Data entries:
^^^^^^^^

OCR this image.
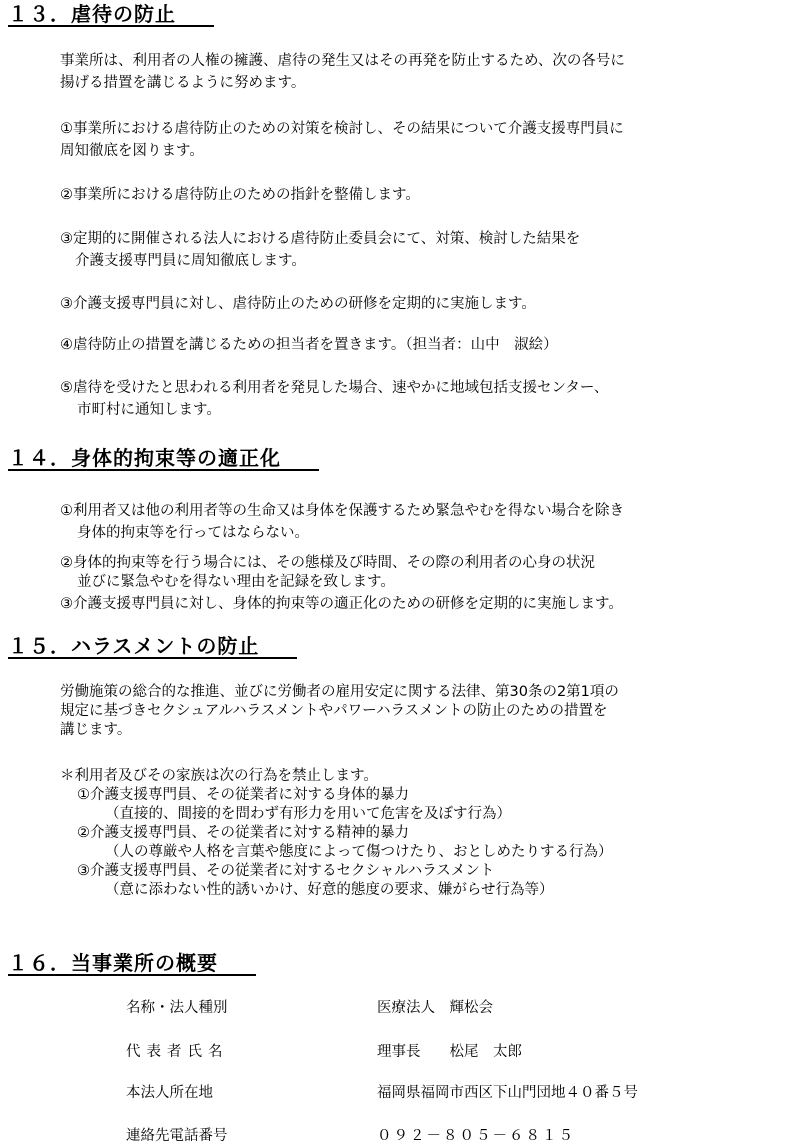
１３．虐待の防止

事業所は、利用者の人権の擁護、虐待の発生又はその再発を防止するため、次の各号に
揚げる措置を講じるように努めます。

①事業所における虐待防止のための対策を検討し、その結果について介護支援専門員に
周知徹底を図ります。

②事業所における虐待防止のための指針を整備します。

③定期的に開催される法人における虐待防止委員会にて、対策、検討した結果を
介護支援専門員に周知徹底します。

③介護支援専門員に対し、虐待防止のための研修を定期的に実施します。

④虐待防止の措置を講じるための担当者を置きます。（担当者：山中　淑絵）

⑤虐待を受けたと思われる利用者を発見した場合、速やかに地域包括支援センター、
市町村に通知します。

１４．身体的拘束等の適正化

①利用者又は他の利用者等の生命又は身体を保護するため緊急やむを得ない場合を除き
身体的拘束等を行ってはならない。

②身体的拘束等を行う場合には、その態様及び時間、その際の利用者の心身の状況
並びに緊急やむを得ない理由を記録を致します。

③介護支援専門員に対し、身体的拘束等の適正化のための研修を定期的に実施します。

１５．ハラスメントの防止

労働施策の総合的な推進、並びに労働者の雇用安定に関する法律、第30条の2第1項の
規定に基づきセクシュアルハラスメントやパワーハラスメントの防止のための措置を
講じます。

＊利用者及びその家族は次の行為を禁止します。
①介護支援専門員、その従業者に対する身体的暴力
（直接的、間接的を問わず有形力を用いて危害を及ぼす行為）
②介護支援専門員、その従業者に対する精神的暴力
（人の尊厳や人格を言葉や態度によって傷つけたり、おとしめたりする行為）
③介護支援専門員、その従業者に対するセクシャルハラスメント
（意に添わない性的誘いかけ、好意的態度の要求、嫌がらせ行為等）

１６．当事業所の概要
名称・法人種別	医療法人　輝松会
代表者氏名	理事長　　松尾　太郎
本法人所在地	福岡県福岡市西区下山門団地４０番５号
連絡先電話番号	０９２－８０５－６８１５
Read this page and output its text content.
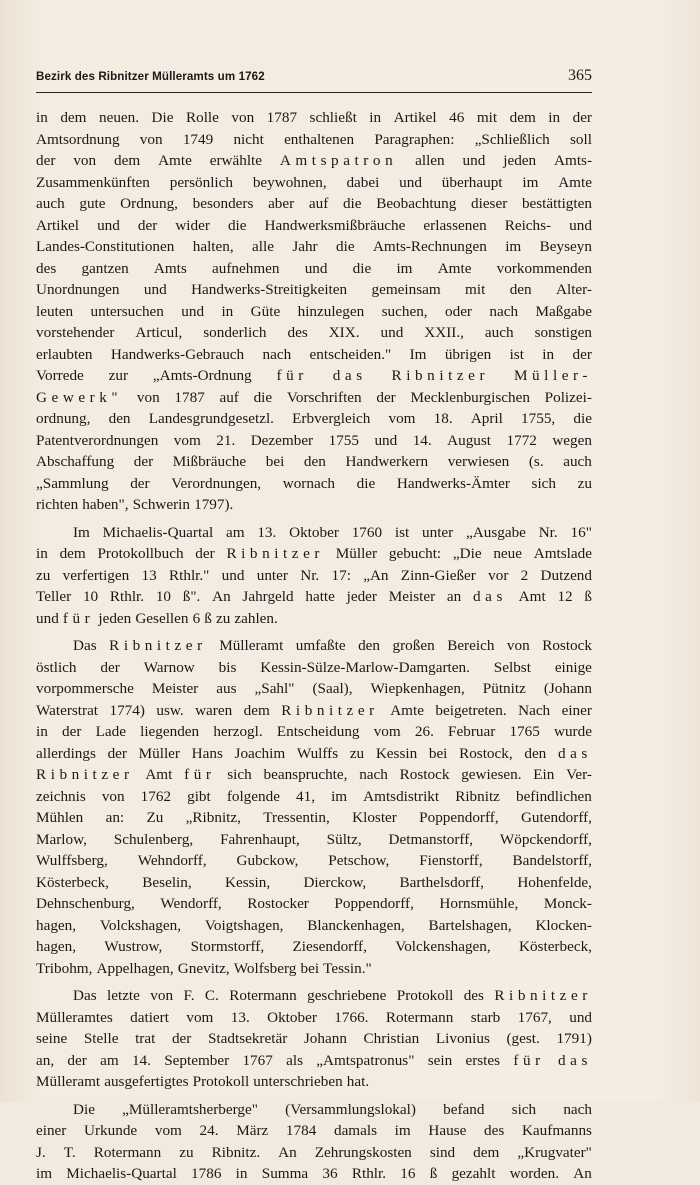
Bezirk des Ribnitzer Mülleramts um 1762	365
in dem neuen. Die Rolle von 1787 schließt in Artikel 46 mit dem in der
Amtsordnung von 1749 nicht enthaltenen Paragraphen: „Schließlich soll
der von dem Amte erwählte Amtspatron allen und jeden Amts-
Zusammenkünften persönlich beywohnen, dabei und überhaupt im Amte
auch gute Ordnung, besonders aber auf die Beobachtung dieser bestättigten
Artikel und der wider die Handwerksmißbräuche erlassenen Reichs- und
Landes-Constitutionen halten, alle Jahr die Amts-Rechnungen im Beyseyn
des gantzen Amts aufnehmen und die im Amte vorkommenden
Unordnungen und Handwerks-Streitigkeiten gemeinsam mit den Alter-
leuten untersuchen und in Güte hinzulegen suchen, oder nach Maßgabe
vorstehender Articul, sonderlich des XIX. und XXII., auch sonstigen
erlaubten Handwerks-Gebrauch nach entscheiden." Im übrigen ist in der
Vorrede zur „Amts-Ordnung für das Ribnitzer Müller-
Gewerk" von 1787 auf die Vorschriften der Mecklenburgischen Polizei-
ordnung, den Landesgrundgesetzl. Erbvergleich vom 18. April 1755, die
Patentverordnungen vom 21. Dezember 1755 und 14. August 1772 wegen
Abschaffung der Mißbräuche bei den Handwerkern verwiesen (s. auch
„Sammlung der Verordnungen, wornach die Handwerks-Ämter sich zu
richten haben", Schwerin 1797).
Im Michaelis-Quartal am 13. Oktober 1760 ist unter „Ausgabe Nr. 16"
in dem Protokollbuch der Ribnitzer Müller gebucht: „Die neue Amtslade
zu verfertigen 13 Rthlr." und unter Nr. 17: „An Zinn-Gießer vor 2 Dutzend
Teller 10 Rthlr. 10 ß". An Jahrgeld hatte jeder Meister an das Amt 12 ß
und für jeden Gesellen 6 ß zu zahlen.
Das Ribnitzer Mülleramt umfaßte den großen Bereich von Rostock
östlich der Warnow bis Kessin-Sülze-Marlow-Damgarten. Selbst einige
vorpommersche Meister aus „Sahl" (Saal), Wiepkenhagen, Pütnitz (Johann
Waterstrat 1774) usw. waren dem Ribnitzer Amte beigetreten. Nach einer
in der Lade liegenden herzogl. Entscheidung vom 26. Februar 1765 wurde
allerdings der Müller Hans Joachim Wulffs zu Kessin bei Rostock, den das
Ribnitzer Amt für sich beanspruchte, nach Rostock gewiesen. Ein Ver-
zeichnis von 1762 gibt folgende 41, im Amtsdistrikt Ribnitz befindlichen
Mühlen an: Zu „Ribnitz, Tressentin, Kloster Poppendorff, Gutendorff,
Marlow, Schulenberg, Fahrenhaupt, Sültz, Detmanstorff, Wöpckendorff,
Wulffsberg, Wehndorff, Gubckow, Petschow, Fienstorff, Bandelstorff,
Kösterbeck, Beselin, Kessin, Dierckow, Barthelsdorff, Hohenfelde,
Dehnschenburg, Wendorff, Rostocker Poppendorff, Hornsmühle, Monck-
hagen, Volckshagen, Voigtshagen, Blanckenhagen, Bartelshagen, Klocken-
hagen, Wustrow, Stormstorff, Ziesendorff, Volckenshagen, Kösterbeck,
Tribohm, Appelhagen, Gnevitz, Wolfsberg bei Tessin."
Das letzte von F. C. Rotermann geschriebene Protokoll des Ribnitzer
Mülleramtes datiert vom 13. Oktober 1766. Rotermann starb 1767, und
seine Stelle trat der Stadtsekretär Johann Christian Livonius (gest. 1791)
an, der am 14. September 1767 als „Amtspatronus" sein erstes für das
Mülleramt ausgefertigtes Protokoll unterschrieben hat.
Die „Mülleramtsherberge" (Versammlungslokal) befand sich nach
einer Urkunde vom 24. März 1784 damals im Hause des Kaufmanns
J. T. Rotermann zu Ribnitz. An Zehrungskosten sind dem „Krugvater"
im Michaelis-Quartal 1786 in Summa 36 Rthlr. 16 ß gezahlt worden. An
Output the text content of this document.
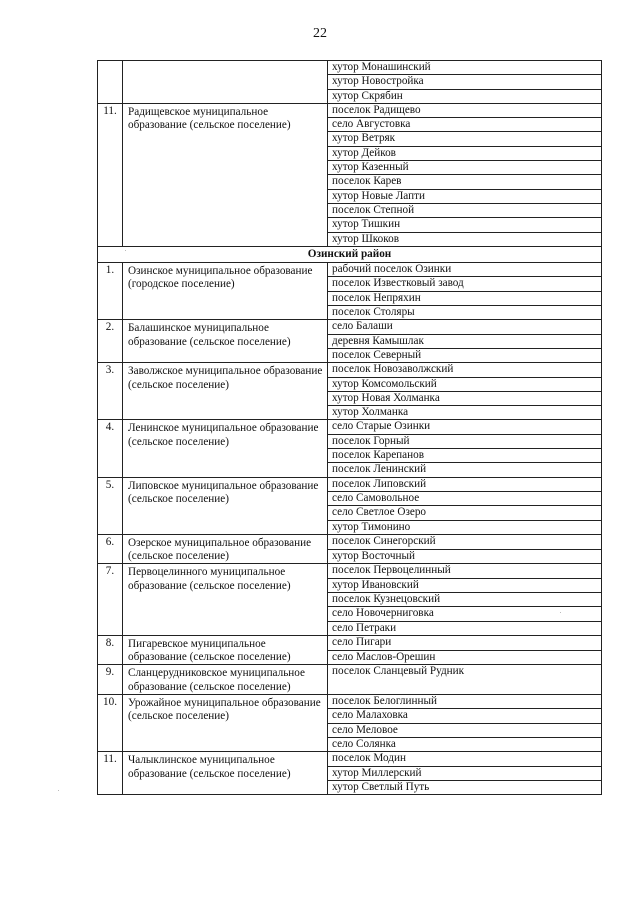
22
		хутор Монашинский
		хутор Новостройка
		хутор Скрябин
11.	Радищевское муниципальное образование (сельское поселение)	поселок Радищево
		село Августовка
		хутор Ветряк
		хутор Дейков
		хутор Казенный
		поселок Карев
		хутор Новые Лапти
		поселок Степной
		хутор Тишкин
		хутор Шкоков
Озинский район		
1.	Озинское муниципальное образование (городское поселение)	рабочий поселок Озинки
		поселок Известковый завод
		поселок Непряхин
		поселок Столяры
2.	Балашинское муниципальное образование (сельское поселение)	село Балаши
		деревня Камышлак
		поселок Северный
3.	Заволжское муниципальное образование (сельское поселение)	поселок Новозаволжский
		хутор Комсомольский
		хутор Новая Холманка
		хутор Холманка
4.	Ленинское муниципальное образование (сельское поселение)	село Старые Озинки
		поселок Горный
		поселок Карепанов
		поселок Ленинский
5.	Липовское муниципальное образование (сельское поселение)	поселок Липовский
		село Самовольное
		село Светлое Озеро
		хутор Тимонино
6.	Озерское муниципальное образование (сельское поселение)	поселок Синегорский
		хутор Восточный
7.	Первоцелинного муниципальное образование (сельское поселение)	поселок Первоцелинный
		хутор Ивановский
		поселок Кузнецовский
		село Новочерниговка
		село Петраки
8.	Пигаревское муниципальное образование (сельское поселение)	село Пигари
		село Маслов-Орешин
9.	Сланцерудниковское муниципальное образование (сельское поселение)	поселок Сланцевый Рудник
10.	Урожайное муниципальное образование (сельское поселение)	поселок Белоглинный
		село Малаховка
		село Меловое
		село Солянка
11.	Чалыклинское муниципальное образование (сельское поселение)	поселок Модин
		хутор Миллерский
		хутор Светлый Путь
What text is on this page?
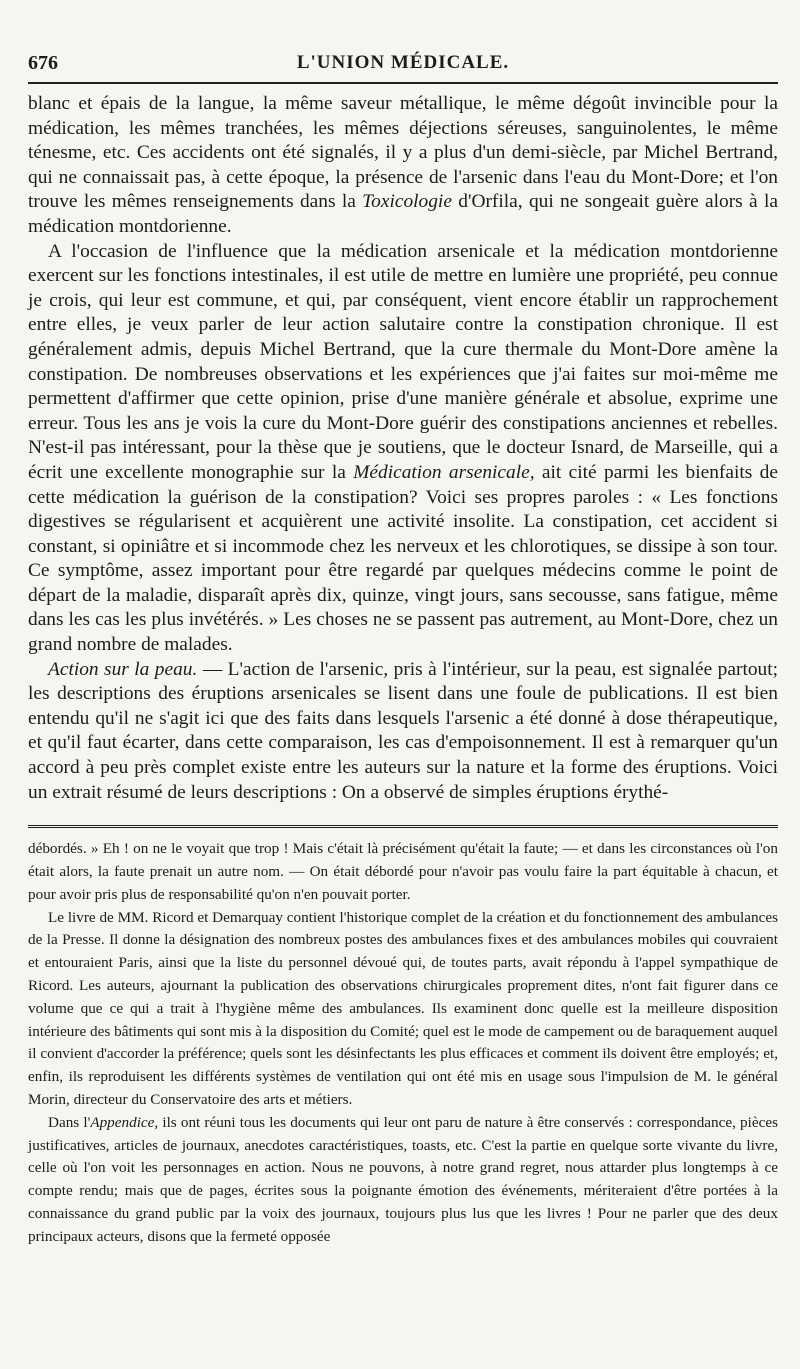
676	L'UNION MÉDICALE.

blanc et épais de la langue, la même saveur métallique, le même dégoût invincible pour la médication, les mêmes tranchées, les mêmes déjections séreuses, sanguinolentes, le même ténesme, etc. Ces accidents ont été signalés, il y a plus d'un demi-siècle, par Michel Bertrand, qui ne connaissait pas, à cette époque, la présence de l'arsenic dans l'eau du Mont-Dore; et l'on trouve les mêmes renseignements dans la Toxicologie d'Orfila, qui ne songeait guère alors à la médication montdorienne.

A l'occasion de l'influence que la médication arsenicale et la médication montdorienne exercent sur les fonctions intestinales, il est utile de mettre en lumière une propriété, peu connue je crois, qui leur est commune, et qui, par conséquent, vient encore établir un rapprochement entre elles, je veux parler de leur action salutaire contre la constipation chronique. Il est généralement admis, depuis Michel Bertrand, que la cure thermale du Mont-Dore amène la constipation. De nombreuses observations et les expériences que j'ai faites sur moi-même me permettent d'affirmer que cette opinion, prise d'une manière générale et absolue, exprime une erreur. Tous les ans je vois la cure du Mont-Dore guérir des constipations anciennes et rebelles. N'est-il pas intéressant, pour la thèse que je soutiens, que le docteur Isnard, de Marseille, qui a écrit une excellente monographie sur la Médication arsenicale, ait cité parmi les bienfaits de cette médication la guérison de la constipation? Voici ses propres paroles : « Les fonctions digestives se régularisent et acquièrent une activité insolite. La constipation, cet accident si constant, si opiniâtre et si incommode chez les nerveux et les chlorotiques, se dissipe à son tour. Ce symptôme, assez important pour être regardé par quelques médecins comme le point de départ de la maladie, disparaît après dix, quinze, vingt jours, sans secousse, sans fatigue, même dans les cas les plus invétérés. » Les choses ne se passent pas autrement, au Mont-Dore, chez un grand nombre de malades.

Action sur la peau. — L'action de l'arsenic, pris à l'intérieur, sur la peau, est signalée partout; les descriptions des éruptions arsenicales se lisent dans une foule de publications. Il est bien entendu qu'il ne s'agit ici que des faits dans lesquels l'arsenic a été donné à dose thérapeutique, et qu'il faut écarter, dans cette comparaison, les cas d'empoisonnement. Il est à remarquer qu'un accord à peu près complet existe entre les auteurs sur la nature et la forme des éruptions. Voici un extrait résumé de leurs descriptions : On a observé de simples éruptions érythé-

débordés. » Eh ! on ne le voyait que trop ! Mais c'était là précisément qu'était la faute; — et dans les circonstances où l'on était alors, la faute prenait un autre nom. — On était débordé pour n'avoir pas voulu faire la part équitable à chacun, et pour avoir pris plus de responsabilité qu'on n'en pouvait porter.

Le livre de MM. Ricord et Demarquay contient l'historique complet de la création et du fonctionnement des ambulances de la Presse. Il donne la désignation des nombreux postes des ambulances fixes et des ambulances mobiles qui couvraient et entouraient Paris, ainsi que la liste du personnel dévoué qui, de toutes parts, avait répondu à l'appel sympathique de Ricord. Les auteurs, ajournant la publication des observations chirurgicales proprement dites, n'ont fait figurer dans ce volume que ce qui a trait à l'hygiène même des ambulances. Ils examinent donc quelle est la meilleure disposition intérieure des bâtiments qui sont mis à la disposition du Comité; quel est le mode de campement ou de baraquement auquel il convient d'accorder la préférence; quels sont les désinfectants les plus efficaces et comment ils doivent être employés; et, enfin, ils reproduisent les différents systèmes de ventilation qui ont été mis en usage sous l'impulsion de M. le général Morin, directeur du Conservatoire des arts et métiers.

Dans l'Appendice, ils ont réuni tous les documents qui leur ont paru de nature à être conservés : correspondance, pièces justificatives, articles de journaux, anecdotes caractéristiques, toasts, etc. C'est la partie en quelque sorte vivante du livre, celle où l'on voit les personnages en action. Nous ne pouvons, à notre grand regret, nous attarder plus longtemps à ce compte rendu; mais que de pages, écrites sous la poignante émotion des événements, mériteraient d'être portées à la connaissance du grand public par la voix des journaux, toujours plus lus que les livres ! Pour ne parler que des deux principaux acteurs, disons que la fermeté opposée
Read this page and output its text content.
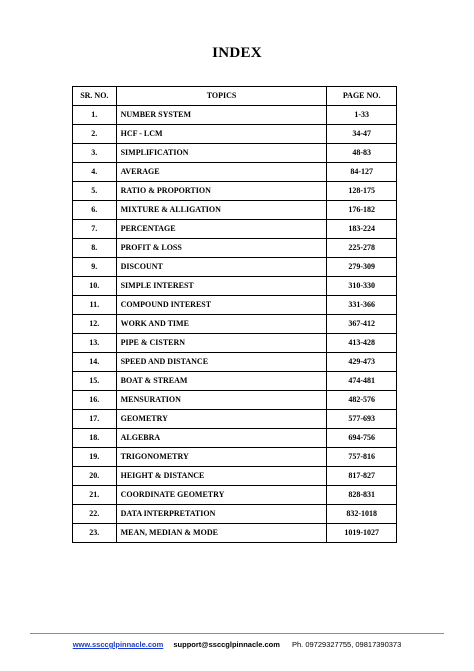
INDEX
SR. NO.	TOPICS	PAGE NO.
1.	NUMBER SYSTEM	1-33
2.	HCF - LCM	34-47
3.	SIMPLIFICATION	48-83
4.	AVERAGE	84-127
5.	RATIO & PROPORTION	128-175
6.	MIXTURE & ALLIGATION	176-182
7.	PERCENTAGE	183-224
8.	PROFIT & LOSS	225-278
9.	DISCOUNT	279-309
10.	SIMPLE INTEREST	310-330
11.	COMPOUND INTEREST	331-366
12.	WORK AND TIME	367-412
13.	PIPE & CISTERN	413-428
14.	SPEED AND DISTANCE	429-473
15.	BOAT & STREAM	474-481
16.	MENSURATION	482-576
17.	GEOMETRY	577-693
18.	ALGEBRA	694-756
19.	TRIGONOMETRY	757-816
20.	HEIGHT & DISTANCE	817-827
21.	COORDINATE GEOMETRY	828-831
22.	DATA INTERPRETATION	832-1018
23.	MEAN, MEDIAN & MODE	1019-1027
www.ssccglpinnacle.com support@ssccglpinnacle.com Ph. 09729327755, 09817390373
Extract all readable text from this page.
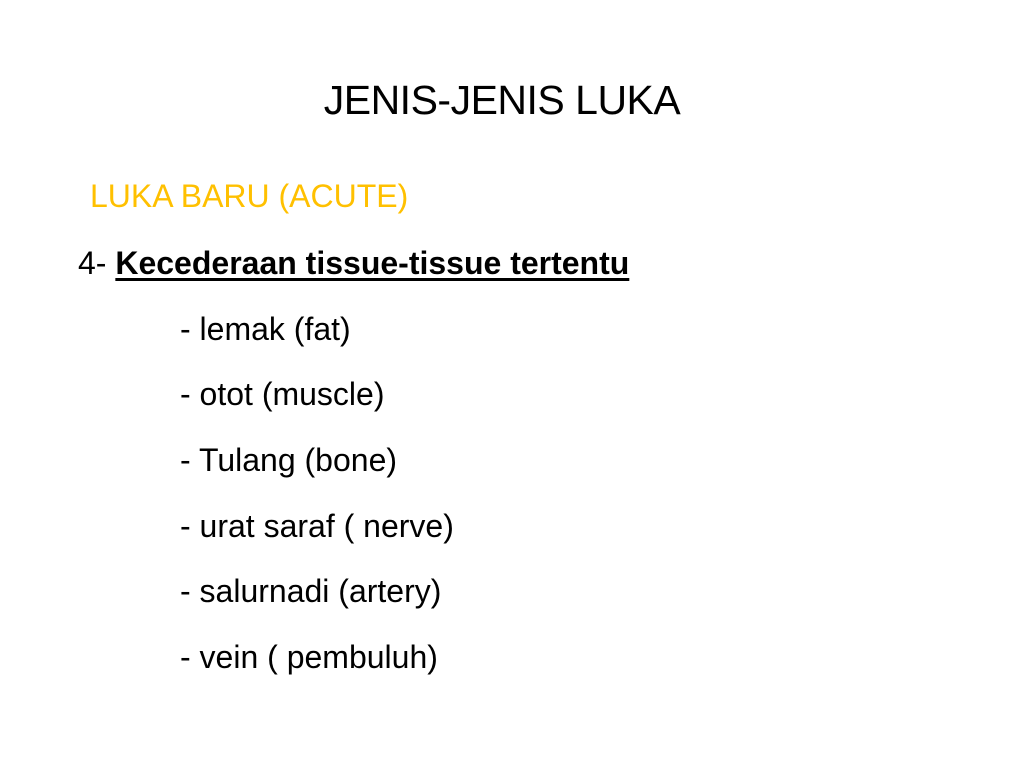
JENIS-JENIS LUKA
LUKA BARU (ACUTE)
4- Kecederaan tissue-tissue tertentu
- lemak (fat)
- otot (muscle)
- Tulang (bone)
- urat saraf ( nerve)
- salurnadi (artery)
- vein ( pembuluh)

^^^^^^^^

**Task directions:** Every line of the listing that holds "jeden" is to be counted; give only the resulting number.

**Result:** 2